• [WHAT THIS TASK INVOLVES]: Restate the records below word for word.

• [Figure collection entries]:
###
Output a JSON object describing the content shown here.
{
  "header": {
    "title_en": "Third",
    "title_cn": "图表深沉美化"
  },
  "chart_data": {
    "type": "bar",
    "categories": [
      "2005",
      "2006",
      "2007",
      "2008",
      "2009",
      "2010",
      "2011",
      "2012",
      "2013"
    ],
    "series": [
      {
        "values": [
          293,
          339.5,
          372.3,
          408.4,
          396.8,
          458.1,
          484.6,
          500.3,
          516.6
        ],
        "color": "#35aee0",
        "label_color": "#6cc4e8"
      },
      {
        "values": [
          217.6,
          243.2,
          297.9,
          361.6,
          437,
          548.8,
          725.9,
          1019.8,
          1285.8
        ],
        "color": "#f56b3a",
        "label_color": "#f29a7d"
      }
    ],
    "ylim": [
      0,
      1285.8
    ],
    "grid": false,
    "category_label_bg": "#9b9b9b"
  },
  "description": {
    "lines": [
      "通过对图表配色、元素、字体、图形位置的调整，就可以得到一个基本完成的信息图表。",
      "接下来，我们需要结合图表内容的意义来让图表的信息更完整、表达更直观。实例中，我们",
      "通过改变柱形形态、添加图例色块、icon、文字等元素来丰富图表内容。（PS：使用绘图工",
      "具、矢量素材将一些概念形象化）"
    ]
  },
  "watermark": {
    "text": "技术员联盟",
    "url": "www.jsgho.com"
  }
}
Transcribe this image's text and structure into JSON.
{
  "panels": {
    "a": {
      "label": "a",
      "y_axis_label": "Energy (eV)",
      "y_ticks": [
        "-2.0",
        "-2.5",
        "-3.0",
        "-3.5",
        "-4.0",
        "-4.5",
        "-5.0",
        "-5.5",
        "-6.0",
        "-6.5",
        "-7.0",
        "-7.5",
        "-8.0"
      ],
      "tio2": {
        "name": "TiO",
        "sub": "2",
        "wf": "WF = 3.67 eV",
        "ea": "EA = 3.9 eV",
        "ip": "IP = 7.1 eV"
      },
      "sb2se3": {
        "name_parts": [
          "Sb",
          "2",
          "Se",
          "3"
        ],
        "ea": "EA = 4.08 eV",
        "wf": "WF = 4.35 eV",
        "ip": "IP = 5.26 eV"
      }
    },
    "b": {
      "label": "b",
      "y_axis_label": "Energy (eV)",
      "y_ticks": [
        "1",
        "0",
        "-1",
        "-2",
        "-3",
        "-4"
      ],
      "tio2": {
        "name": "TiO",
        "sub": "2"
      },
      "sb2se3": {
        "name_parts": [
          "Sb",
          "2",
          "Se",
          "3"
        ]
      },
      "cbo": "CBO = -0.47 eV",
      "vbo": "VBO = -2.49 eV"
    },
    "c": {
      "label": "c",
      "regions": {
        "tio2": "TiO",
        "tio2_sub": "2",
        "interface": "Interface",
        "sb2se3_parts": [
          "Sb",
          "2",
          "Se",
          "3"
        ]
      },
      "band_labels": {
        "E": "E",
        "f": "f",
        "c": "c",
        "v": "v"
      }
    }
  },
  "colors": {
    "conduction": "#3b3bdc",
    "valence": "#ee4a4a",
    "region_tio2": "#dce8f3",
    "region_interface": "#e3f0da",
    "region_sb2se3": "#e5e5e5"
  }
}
###
• [SOLUTION TO THIS TASK]:
Output a JSON object describing the content shown here.
{
  "header": {
    "title_en": "Third",
    "title_cn": "图表深沉美化"
  },
  "chart_data": {
    "type": "bar",
    "categories": [
      "2005",
      "2006",
      "2007",
      "2008",
      "2009",
      "2010",
      "2011",
      "2012",
      "2013"
    ],
    "series": [
      {
        "values": [
          293,
          339.5,
          372.3,
          408.4,
          396.8,
          458.1,
          484.6,
          500.3,
          516.6
        ],
        "color": "#35aee0",
        "label_color": "#6cc4e8"
      },
      {
        "values": [
          217.6,
          243.2,
          297.9,
          361.6,
          437,
          548.8,
          725.9,
          1019.8,
          1285.8
        ],
        "color": "#f56b3a",
        "label_color": "#f29a7d"
      }
    ],
    "ylim": [
      0,
      1285.8
    ],
    "grid": false,
    "category_label_bg": "#9b9b9b"
  },
  "description": {
    "lines": [
      "通过对图表配色、元素、字体、图形位置的调整，就可以得到一个基本完成的信息图表。",
      "接下来，我们需要结合图表内容的意义来让图表的信息更完整、表达更直观。实例中，我们",
      "通过改变柱形形态、添加图例色块、icon、文字等元素来丰富图表内容。（PS：使用绘图工",
      "具、矢量素材将一些概念形象化）"
    ]
  },
  "watermark": {
    "text": "技术员联盟",
    "url": "www.jsgho.com"
  }
}
Transcribe this image's text and structure into JSON.
{
  "panels": {
    "a": {
      "label": "a",
      "y_axis_label": "Energy (eV)",
      "y_ticks": [
        "-2.0",
        "-2.5",
        "-3.0",
        "-3.5",
        "-4.0",
        "-4.5",
        "-5.0",
        "-5.5",
        "-6.0",
        "-6.5",
        "-7.0",
        "-7.5",
        "-8.0"
      ],
      "tio2": {
        "name": "TiO",
        "sub": "2",
        "wf": "WF = 3.67 eV",
        "ea": "EA = 3.9 eV",
        "ip": "IP = 7.1 eV"
      },
      "sb2se3": {
        "name_parts": [
          "Sb",
          "2",
          "Se",
          "3"
        ],
        "ea": "EA = 4.08 eV",
        "wf": "WF = 4.35 eV",
        "ip": "IP = 5.26 eV"
      }
    },
    "b": {
      "label": "b",
      "y_axis_label": "Energy (eV)",
      "y_ticks": [
        "1",
        "0",
        "-1",
        "-2",
        "-3",
        "-4"
      ],
      "tio2": {
        "name": "TiO",
        "sub": "2"
      },
      "sb2se3": {
        "name_parts": [
          "Sb",
          "2",
          "Se",
          "3"
        ]
      },
      "cbo": "CBO = -0.47 eV",
      "vbo": "VBO = -2.49 eV"
    },
    "c": {
      "label": "c",
      "regions": {
        "tio2": "TiO",
        "tio2_sub": "2",
        "interface": "Interface",
        "sb2se3_parts": [
          "Sb",
          "2",
          "Se",
          "3"
        ]
      },
      "band_labels": {
        "E": "E",
        "f": "f",
        "c": "c",
        "v": "v"
      }
    }
  },
  "colors": {
    "conduction": "#3b3bdc",
    "valence": "#ee4a4a",
    "region_tio2": "#dce8f3",
    "region_interface": "#e3f0da",
    "region_sb2se3": "#e5e5e5"
  }
}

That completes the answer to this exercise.